* **WORK INSTRUCTIONS**
From the entries below, copy every line where the string "JSON" appears.

═══ DATA RECORDS ═══

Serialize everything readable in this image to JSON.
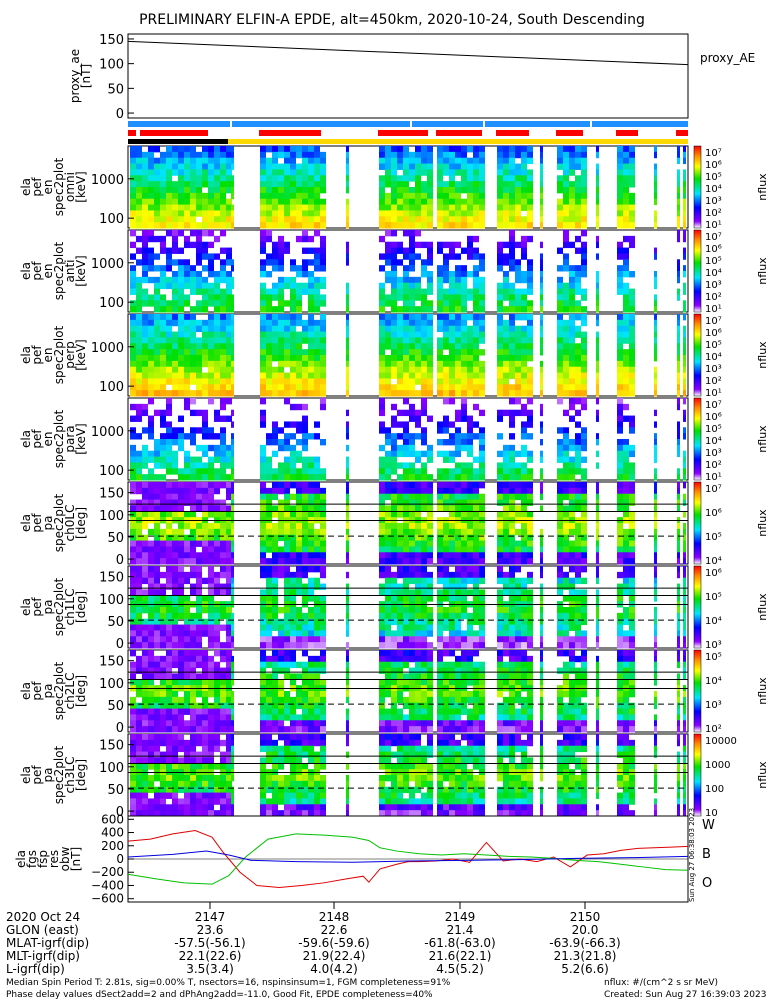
{
  "title": "PRELIMINARY ELFIN-A EPDE, alt=450km, 2020-10-24, South Descending",
  "colors": {
    "red": "#ff0000",
    "blue": "#1e90ff",
    "yellow": "#ffd800",
    "black": "#000000",
    "line_red": "#e00000",
    "line_green": "#00c000",
    "line_blue": "#0000e0"
  },
  "chart_data": [
    {
      "type": "line",
      "id": "proxy_ae",
      "ylabel_lines": [
        "proxy_ae",
        "[nT]"
      ],
      "yticks": [
        "150",
        "100",
        "50",
        "0"
      ],
      "ylim": [
        -10,
        160
      ],
      "legend": "proxy_AE",
      "x": [
        0,
        1
      ],
      "y": [
        145,
        98
      ]
    },
    {
      "type": "heatmap",
      "id": "spec-omni",
      "ylabel_lines": [
        "ela",
        "pef",
        "en",
        "spec2plot",
        "omni",
        "[keV]"
      ],
      "yticks": [
        "1000",
        "100"
      ],
      "scale_label": "nflux",
      "cbar_ticks": [
        "10⁷",
        "10⁶",
        "10⁵",
        "10⁴",
        "10³",
        "10²",
        "10¹"
      ]
    },
    {
      "type": "heatmap",
      "id": "spec-anti",
      "ylabel_lines": [
        "ela",
        "pef",
        "en",
        "spec2plot",
        "anti",
        "[keV]"
      ],
      "yticks": [
        "1000",
        "100"
      ],
      "scale_label": "nflux",
      "cbar_ticks": [
        "10⁷",
        "10⁶",
        "10⁵",
        "10⁴",
        "10³",
        "10²",
        "10¹"
      ]
    },
    {
      "type": "heatmap",
      "id": "spec-perp",
      "ylabel_lines": [
        "ela",
        "pef",
        "en",
        "spec2plot",
        "perp",
        "[keV]"
      ],
      "yticks": [
        "1000",
        "100"
      ],
      "scale_label": "nflux",
      "cbar_ticks": [
        "10⁷",
        "10⁶",
        "10⁵",
        "10⁴",
        "10³",
        "10²",
        "10¹"
      ]
    },
    {
      "type": "heatmap",
      "id": "spec-para",
      "ylabel_lines": [
        "ela",
        "pef",
        "en",
        "spec2plot",
        "para",
        "[keV]"
      ],
      "yticks": [
        "1000",
        "100"
      ],
      "scale_label": "nflux",
      "cbar_ticks": [
        "10⁷",
        "10⁶",
        "10⁵",
        "10⁴",
        "10³",
        "10²",
        "10¹"
      ]
    },
    {
      "type": "heatmap",
      "id": "pa-ch0",
      "ylabel_lines": [
        "ela",
        "pef",
        "pa",
        "spec2plot",
        "ch0LC",
        "[deg]"
      ],
      "yticks": [
        "150",
        "100",
        "50",
        "0"
      ],
      "scale_label": "nflux",
      "cbar_ticks": [
        "10⁷",
        "10⁶",
        "10⁵",
        "10⁴"
      ]
    },
    {
      "type": "heatmap",
      "id": "pa-ch1",
      "ylabel_lines": [
        "ela",
        "pef",
        "pa",
        "spec2plot",
        "ch1LC",
        "[deg]"
      ],
      "yticks": [
        "150",
        "100",
        "50",
        "0"
      ],
      "scale_label": "nflux",
      "cbar_ticks": [
        "10⁶",
        "10⁵",
        "10⁴",
        "10³"
      ]
    },
    {
      "type": "heatmap",
      "id": "pa-ch2",
      "ylabel_lines": [
        "ela",
        "pef",
        "pa",
        "spec2plot",
        "ch2LC",
        "[deg]"
      ],
      "yticks": [
        "150",
        "100",
        "50",
        "0"
      ],
      "scale_label": "nflux",
      "cbar_ticks": [
        "10⁵",
        "10⁴",
        "10³",
        "10²"
      ]
    },
    {
      "type": "heatmap",
      "id": "pa-ch3",
      "ylabel_lines": [
        "ela",
        "pef",
        "pa",
        "spec2plot",
        "ch3LC",
        "[deg]"
      ],
      "yticks": [
        "150",
        "100",
        "50",
        "0"
      ],
      "scale_label": "nflux",
      "cbar_ticks": [
        "10000",
        "1000",
        "100",
        "10"
      ]
    },
    {
      "type": "line",
      "id": "fgs-res",
      "ylabel_lines": [
        "ela",
        "fgs",
        "fsp",
        "res",
        "obw",
        "[nT]"
      ],
      "yticks": [
        "600",
        "400",
        "200",
        "0",
        "−200",
        "−400",
        "−600"
      ],
      "ylim": [
        -650,
        650
      ],
      "series": [
        {
          "name": "W",
          "color": "#e00000",
          "x": [
            0,
            0.04,
            0.08,
            0.12,
            0.15,
            0.17,
            0.2,
            0.23,
            0.27,
            0.31,
            0.35,
            0.39,
            0.42,
            0.43,
            0.45,
            0.48,
            0.5,
            0.52,
            0.55,
            0.58,
            0.61,
            0.64,
            0.67,
            0.7,
            0.73,
            0.76,
            0.79,
            0.82,
            0.85,
            0.88,
            0.91,
            0.94,
            0.97,
            1
          ],
          "y": [
            270,
            300,
            380,
            430,
            330,
            100,
            -200,
            -400,
            -430,
            -400,
            -360,
            -300,
            -260,
            -350,
            -150,
            -80,
            -40,
            -40,
            -30,
            0,
            -50,
            250,
            -30,
            0,
            -40,
            30,
            -120,
            60,
            80,
            130,
            160,
            170,
            180,
            190
          ]
        },
        {
          "name": "B",
          "color": "#00c000",
          "x": [
            0,
            0.05,
            0.1,
            0.15,
            0.18,
            0.21,
            0.25,
            0.3,
            0.35,
            0.4,
            0.43,
            0.45,
            0.48,
            0.52,
            0.56,
            0.6,
            0.64,
            0.68,
            0.72,
            0.76,
            0.8,
            0.84,
            0.88,
            0.92,
            0.96,
            1
          ],
          "y": [
            -230,
            -300,
            -360,
            -380,
            -250,
            30,
            300,
            380,
            360,
            330,
            280,
            170,
            120,
            80,
            60,
            80,
            60,
            40,
            30,
            10,
            -20,
            -40,
            -80,
            -120,
            -160,
            -170
          ]
        },
        {
          "name": "O",
          "color": "#0000e0",
          "x": [
            0,
            0.08,
            0.14,
            0.18,
            0.22,
            0.3,
            0.4,
            0.5,
            0.6,
            0.7,
            0.8,
            0.9,
            1
          ],
          "y": [
            30,
            70,
            120,
            60,
            -20,
            -40,
            -50,
            -30,
            -20,
            -10,
            10,
            20,
            40
          ]
        }
      ]
    }
  ],
  "x_axis": {
    "row_labels": [
      "2020 Oct 24",
      "GLON (east)",
      "MLAT-igrf(dip)",
      "MLT-igrf(dip)",
      "L-igrf(dip)"
    ],
    "columns": [
      {
        "time": "2147",
        "glon": "23.6",
        "mlat": "-57.5(-56.1)",
        "mlt": "22.1(22.6)",
        "l": "3.5(3.4)"
      },
      {
        "time": "2148",
        "glon": "22.6",
        "mlat": "-59.6(-59.6)",
        "mlt": "21.9(22.4)",
        "l": "4.0(4.2)"
      },
      {
        "time": "2149",
        "glon": "21.4",
        "mlat": "-61.8(-63.0)",
        "mlt": "21.6(22.1)",
        "l": "4.5(5.2)"
      },
      {
        "time": "2150",
        "glon": "20.0",
        "mlat": "-63.9(-66.3)",
        "mlt": "21.3(21.8)",
        "l": "5.2(6.6)"
      }
    ]
  },
  "footer": {
    "line1_left": "Median Spin Period T: 2.81s, sig=0.00% T, nsectors=16, nspinsinsum=1, FGM completeness=91%",
    "line2_left": "Phase delay values dSect2add=2 and dPhAng2add=-11.0, Good Fit, EPDE completeness=40%",
    "line1_right": "nflux: #/(cm^2 s sr MeV)",
    "line2_right": "Created: Sun Aug 27 16:39:03 2023",
    "vertical_stamp": "Sun Aug 27 06:38:03 2023"
  }
}
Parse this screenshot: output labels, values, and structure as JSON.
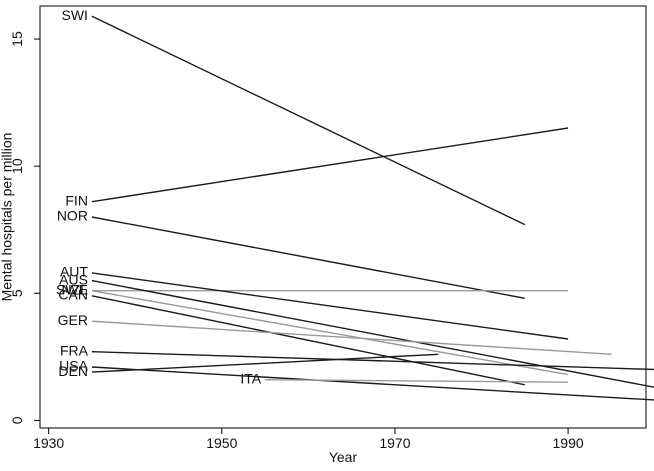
{
  "chart_data": {
    "type": "line",
    "title": "",
    "xlabel": "Year",
    "ylabel": "Mental hospitals per million",
    "xlim": [
      1929,
      1999
    ],
    "ylim": [
      -0.3,
      16.3
    ],
    "xticks": [
      1930,
      1950,
      1970,
      1990
    ],
    "yticks": [
      0,
      5,
      10,
      15
    ],
    "grid": false,
    "legend": "none",
    "series": [
      {
        "name": "SWI",
        "color": "#1a1a1a",
        "x": [
          1935,
          1985
        ],
        "y": [
          15.9,
          7.7
        ]
      },
      {
        "name": "FIN",
        "color": "#1a1a1a",
        "x": [
          1935,
          1990
        ],
        "y": [
          8.6,
          11.5
        ]
      },
      {
        "name": "NOR",
        "color": "#1a1a1a",
        "x": [
          1935,
          1985
        ],
        "y": [
          8.0,
          4.8
        ]
      },
      {
        "name": "NZL",
        "color": "#999999",
        "x": [
          1935,
          1990
        ],
        "y": [
          5.1,
          5.1
        ]
      },
      {
        "name": "AUT",
        "color": "#1a1a1a",
        "x": [
          1935,
          1990
        ],
        "y": [
          5.8,
          3.2
        ]
      },
      {
        "name": "AUS",
        "color": "#1a1a1a",
        "x": [
          1935,
          2000
        ],
        "y": [
          5.5,
          1.3
        ]
      },
      {
        "name": "SWE",
        "color": "#999999",
        "x": [
          1935,
          1990
        ],
        "y": [
          5.1,
          1.8
        ]
      },
      {
        "name": "CAN",
        "color": "#1a1a1a",
        "x": [
          1935,
          1985
        ],
        "y": [
          4.9,
          1.4
        ]
      },
      {
        "name": "GER",
        "color": "#999999",
        "x": [
          1935,
          1995
        ],
        "y": [
          3.9,
          2.6
        ]
      },
      {
        "name": "FRA",
        "color": "#1a1a1a",
        "x": [
          1935,
          2000
        ],
        "y": [
          2.7,
          2.0
        ]
      },
      {
        "name": "DEN",
        "color": "#1a1a1a",
        "x": [
          1935,
          1975
        ],
        "y": [
          1.9,
          2.6
        ]
      },
      {
        "name": "USA",
        "color": "#1a1a1a",
        "x": [
          1935,
          2000
        ],
        "y": [
          2.1,
          0.8
        ]
      },
      {
        "name": "ITA",
        "color": "#999999",
        "x": [
          1955,
          1990
        ],
        "y": [
          1.6,
          1.5
        ]
      }
    ]
  }
}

═══

* **SOLUTION**
Serialize everything readable in this image to JSON.
Parse this screenshot: output labels, values, and structure as JSON.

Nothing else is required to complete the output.